**WHAT TO PRODUCE**: Copy every line of the entries that includes the word "this".

=======

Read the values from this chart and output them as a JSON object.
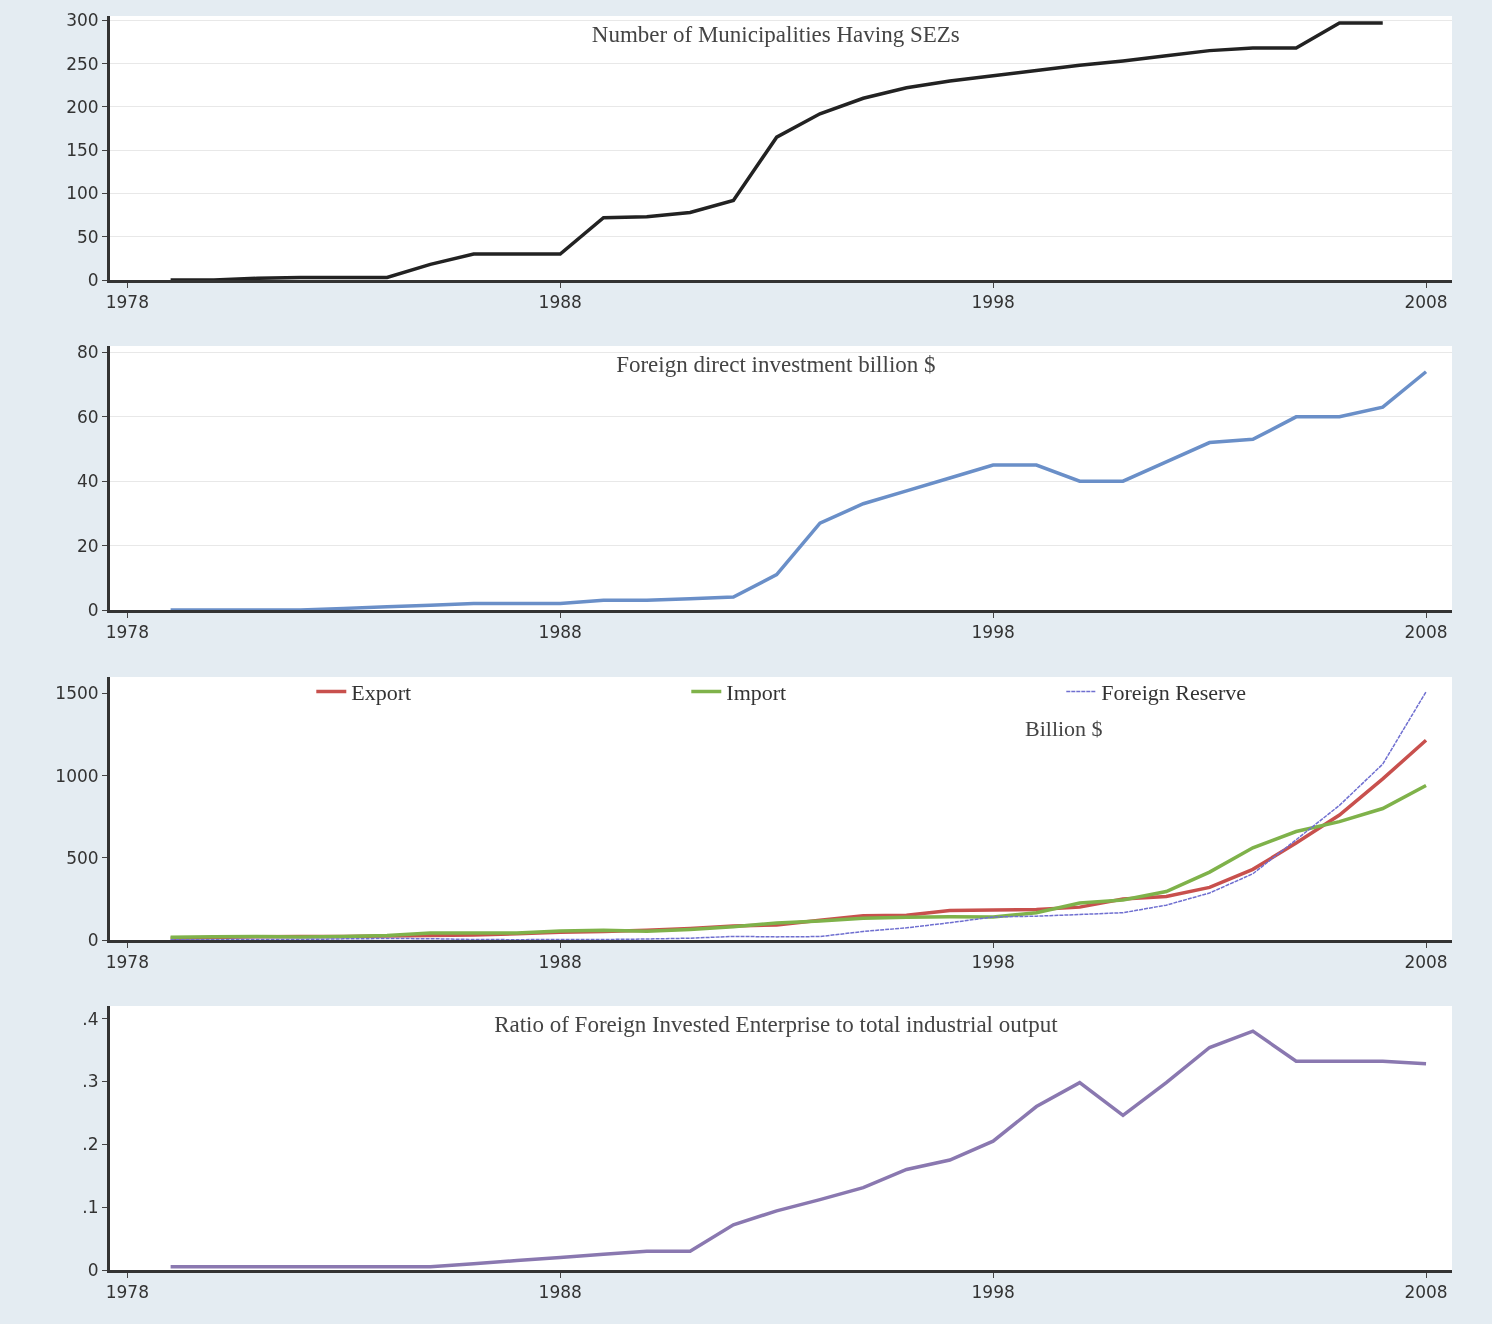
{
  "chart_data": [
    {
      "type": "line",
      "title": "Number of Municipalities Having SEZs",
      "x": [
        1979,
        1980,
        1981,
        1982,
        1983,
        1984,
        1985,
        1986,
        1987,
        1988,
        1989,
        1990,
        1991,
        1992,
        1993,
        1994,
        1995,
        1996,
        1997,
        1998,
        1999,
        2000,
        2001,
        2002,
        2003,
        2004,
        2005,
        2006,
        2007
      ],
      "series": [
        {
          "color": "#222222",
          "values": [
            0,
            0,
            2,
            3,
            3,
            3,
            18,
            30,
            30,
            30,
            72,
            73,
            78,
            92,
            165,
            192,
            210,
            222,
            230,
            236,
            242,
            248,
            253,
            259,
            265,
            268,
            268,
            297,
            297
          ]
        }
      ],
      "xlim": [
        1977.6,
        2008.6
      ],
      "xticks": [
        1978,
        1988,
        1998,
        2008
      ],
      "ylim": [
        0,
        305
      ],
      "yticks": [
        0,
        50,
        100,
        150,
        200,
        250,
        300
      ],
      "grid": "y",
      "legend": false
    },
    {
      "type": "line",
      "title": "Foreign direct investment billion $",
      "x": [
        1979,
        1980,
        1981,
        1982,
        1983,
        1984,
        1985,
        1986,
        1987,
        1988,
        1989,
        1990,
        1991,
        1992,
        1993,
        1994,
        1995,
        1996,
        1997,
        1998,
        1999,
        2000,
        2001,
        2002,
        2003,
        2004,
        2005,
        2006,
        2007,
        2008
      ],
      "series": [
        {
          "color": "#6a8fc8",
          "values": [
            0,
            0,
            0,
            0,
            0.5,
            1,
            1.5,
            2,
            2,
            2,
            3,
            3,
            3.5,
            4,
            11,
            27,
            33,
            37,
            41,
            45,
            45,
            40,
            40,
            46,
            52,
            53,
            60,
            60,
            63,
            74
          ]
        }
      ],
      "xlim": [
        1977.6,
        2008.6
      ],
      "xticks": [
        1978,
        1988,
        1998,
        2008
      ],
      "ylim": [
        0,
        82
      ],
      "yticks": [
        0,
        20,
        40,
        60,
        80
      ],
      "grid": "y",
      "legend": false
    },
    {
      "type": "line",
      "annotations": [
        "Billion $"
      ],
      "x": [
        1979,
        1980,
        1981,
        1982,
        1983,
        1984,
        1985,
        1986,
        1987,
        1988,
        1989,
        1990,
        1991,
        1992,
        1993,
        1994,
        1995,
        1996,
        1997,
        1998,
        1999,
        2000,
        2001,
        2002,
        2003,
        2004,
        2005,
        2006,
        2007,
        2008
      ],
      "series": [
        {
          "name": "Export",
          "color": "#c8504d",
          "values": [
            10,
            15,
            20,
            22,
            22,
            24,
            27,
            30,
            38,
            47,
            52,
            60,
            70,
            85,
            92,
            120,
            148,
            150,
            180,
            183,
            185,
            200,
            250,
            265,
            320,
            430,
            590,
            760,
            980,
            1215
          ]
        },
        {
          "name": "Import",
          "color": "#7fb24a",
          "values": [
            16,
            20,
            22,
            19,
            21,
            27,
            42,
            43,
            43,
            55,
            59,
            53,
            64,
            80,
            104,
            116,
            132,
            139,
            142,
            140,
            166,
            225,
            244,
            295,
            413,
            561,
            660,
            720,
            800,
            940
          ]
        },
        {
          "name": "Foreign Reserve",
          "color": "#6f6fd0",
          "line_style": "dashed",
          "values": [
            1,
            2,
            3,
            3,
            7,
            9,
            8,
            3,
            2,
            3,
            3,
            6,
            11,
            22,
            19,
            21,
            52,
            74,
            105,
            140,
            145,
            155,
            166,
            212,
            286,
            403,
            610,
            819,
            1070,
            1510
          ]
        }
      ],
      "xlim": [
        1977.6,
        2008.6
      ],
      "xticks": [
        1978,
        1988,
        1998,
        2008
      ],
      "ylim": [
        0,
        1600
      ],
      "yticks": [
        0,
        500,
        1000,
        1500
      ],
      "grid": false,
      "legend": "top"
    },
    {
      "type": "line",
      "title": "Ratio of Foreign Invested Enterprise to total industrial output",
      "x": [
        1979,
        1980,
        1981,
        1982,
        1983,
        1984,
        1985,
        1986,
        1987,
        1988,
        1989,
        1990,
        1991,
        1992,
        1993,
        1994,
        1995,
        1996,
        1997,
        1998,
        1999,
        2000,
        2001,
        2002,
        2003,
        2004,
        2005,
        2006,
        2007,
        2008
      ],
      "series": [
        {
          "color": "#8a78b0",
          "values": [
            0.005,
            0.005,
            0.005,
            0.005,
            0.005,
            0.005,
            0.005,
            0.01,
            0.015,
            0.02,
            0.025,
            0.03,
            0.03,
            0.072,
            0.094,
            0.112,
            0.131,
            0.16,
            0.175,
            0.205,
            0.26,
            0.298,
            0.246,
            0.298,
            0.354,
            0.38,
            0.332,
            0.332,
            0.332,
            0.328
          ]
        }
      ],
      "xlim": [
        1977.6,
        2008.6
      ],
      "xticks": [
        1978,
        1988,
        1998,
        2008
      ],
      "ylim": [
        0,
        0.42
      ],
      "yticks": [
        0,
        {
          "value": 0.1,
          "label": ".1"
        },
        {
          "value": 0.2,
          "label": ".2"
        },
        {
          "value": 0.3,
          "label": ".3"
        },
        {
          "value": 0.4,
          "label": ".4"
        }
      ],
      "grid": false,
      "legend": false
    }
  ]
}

=======

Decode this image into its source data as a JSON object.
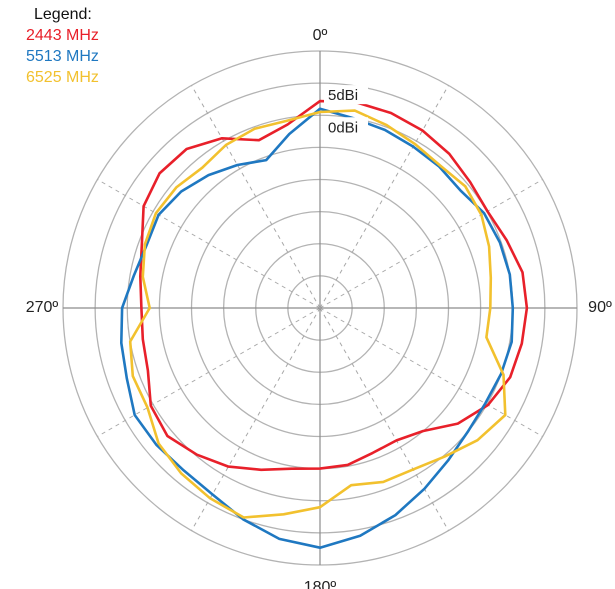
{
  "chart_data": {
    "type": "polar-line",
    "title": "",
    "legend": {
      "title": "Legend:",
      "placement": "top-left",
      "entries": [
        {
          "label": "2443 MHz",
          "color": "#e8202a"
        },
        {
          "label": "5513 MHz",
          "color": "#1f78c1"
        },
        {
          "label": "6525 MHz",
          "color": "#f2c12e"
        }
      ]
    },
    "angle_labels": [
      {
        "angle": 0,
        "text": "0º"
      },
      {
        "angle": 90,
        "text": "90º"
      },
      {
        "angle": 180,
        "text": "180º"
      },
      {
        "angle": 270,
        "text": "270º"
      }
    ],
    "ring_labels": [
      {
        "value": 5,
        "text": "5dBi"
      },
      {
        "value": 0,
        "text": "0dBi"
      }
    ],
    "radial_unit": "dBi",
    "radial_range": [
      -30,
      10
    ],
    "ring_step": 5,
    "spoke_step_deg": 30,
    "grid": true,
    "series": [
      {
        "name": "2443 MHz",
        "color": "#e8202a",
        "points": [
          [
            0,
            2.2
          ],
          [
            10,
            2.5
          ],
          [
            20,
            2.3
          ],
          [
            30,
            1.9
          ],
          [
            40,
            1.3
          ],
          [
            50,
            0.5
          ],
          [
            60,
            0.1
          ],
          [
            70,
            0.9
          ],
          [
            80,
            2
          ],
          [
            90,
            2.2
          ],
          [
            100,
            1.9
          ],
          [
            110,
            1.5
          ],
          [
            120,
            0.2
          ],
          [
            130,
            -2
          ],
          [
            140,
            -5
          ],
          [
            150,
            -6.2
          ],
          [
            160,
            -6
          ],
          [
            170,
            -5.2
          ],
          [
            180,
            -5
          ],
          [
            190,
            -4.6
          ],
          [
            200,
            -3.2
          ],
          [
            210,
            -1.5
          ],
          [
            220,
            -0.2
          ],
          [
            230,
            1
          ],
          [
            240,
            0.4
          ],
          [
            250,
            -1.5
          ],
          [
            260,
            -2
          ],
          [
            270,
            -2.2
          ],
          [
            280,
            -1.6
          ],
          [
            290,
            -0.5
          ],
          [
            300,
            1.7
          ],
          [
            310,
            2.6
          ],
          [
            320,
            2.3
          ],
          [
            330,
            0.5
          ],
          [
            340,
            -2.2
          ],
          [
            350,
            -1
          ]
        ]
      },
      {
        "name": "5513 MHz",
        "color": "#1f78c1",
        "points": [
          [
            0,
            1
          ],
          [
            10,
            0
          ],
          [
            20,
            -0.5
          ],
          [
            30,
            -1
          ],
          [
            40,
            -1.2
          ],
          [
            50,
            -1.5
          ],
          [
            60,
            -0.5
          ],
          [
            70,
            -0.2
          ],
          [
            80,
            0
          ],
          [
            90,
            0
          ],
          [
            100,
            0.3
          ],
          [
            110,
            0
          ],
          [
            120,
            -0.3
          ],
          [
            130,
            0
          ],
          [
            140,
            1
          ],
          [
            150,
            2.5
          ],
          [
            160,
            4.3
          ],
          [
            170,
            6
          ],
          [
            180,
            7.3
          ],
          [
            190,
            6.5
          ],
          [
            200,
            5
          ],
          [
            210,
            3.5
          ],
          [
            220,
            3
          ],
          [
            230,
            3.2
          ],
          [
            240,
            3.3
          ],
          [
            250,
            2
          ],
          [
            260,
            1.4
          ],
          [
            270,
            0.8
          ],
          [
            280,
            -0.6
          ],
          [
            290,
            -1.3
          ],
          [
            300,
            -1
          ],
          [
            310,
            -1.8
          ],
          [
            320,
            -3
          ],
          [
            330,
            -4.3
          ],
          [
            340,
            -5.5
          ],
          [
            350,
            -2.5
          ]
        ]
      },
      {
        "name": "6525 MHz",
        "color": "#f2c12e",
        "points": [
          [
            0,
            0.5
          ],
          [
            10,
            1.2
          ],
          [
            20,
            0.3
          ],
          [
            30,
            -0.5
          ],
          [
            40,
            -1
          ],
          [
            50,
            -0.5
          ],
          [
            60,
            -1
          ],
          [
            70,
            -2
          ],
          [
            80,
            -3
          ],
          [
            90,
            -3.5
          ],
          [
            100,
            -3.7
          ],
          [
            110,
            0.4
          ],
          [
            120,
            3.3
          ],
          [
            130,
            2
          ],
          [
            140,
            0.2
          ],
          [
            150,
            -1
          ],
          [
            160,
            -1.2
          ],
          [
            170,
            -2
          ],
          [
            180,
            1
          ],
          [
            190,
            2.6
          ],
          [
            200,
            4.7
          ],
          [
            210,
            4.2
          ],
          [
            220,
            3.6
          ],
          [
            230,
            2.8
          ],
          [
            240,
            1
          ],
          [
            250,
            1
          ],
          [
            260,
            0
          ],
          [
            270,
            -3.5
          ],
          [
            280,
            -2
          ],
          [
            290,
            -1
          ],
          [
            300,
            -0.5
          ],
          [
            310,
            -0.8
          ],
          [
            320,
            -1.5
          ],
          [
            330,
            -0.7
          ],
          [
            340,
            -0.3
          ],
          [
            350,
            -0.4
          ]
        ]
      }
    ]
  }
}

=======

**REPLY**:
Read the values from this chart and output them as a JSON object.
Decode this image into its source data as a JSON object.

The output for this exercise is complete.